Saved data entries:
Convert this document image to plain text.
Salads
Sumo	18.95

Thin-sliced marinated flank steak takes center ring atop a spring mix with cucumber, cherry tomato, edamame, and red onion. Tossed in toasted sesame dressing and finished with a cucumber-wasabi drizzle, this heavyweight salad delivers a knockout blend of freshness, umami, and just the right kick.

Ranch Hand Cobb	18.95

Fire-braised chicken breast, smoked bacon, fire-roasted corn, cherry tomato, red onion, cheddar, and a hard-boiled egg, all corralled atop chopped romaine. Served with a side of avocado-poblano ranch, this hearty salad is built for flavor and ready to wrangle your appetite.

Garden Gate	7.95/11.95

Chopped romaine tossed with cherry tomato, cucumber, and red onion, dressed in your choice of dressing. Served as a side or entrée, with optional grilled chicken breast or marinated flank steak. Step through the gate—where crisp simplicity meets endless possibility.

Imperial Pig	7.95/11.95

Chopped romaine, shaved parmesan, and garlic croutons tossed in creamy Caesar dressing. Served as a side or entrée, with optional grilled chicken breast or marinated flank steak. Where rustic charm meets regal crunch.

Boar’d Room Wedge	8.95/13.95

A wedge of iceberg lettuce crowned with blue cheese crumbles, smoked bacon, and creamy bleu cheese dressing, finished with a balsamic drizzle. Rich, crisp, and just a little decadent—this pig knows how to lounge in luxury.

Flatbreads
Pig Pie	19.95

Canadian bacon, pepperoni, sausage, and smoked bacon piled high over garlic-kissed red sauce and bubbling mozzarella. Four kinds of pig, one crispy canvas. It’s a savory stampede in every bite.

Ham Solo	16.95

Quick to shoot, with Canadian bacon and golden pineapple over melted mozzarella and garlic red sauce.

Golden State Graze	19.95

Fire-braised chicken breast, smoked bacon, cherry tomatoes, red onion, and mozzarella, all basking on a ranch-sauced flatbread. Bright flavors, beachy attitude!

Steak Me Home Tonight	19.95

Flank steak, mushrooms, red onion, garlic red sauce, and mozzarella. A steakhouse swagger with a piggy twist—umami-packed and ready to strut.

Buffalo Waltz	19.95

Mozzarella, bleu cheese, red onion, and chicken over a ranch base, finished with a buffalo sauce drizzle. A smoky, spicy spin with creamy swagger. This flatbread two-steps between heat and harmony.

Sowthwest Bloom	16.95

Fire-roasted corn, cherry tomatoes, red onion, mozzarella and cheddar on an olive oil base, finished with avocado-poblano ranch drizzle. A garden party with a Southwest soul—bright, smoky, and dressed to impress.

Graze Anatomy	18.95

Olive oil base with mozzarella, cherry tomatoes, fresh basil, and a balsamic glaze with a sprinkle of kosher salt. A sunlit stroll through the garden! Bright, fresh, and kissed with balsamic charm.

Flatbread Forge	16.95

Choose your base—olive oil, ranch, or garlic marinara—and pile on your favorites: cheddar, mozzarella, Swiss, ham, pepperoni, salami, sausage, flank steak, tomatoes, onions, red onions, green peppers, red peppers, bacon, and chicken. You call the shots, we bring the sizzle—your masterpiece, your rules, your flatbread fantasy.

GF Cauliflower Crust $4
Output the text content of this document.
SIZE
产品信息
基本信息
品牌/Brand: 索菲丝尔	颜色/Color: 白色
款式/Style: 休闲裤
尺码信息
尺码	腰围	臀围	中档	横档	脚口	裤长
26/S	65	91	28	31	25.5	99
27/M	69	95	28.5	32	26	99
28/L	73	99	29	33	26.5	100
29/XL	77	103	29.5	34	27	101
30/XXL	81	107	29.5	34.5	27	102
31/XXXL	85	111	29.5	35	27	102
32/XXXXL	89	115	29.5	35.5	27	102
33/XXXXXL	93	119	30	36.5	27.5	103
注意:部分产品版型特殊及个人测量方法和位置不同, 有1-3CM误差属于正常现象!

* SET TASK
Each of the records should be retyped exactly.

* THE RESPONSE
Convert this document image to plain text.
Salads
Sumo	18.95

Thin-sliced marinated flank steak takes center ring atop a spring mix with cucumber, cherry tomato, edamame, and red onion. Tossed in toasted sesame dressing and finished with a cucumber-wasabi drizzle, this heavyweight salad delivers a knockout blend of freshness, umami, and just the right kick.

Ranch Hand Cobb	18.95

Fire-braised chicken breast, smoked bacon, fire-roasted corn, cherry tomato, red onion, cheddar, and a hard-boiled egg, all corralled atop chopped romaine. Served with a side of avocado-poblano ranch, this hearty salad is built for flavor and ready to wrangle your appetite.

Garden Gate	7.95/11.95

Chopped romaine tossed with cherry tomato, cucumber, and red onion, dressed in your choice of dressing. Served as a side or entrée, with optional grilled chicken breast or marinated flank steak. Step through the gate—where crisp simplicity meets endless possibility.

Imperial Pig	7.95/11.95

Chopped romaine, shaved parmesan, and garlic croutons tossed in creamy Caesar dressing. Served as a side or entrée, with optional grilled chicken breast or marinated flank steak. Where rustic charm meets regal crunch.

Boar’d Room Wedge	8.95/13.95

A wedge of iceberg lettuce crowned with blue cheese crumbles, smoked bacon, and creamy bleu cheese dressing, finished with a balsamic drizzle. Rich, crisp, and just a little decadent—this pig knows how to lounge in luxury.

Flatbreads
Pig Pie	19.95

Canadian bacon, pepperoni, sausage, and smoked bacon piled high over garlic-kissed red sauce and bubbling mozzarella. Four kinds of pig, one crispy canvas. It’s a savory stampede in every bite.

Ham Solo	16.95

Quick to shoot, with Canadian bacon and golden pineapple over melted mozzarella and garlic red sauce.

Golden State Graze	19.95

Fire-braised chicken breast, smoked bacon, cherry tomatoes, red onion, and mozzarella, all basking on a ranch-sauced flatbread. Bright flavors, beachy attitude!

Steak Me Home Tonight	19.95

Flank steak, mushrooms, red onion, garlic red sauce, and mozzarella. A steakhouse swagger with a piggy twist—umami-packed and ready to strut.

Buffalo Waltz	19.95

Mozzarella, bleu cheese, red onion, and chicken over a ranch base, finished with a buffalo sauce drizzle. A smoky, spicy spin with creamy swagger. This flatbread two-steps between heat and harmony.

Sowthwest Bloom	16.95

Fire-roasted corn, cherry tomatoes, red onion, mozzarella and cheddar on an olive oil base, finished with avocado-poblano ranch drizzle. A garden party with a Southwest soul—bright, smoky, and dressed to impress.

Graze Anatomy	18.95

Olive oil base with mozzarella, cherry tomatoes, fresh basil, and a balsamic glaze with a sprinkle of kosher salt. A sunlit stroll through the garden! Bright, fresh, and kissed with balsamic charm.

Flatbread Forge	16.95

Choose your base—olive oil, ranch, or garlic marinara—and pile on your favorites: cheddar, mozzarella, Swiss, ham, pepperoni, salami, sausage, flank steak, tomatoes, onions, red onions, green peppers, red peppers, bacon, and chicken. You call the shots, we bring the sizzle—your masterpiece, your rules, your flatbread fantasy.

GF Cauliflower Crust $4
Output the text content of this document.
SIZE
产品信息
基本信息
品牌/Brand: 索菲丝尔	颜色/Color: 白色
款式/Style: 休闲裤
尺码信息
尺码	腰围	臀围	中档	横档	脚口	裤长
26/S	65	91	28	31	25.5	99
27/M	69	95	28.5	32	26	99
28/L	73	99	29	33	26.5	100
29/XL	77	103	29.5	34	27	101
30/XXL	81	107	29.5	34.5	27	102
31/XXXL	85	111	29.5	35	27	102
32/XXXXL	89	115	29.5	35.5	27	102
33/XXXXXL	93	119	30	36.5	27.5	103
注意:部分产品版型特殊及个人测量方法和位置不同, 有1-3CM误差属于正常现象!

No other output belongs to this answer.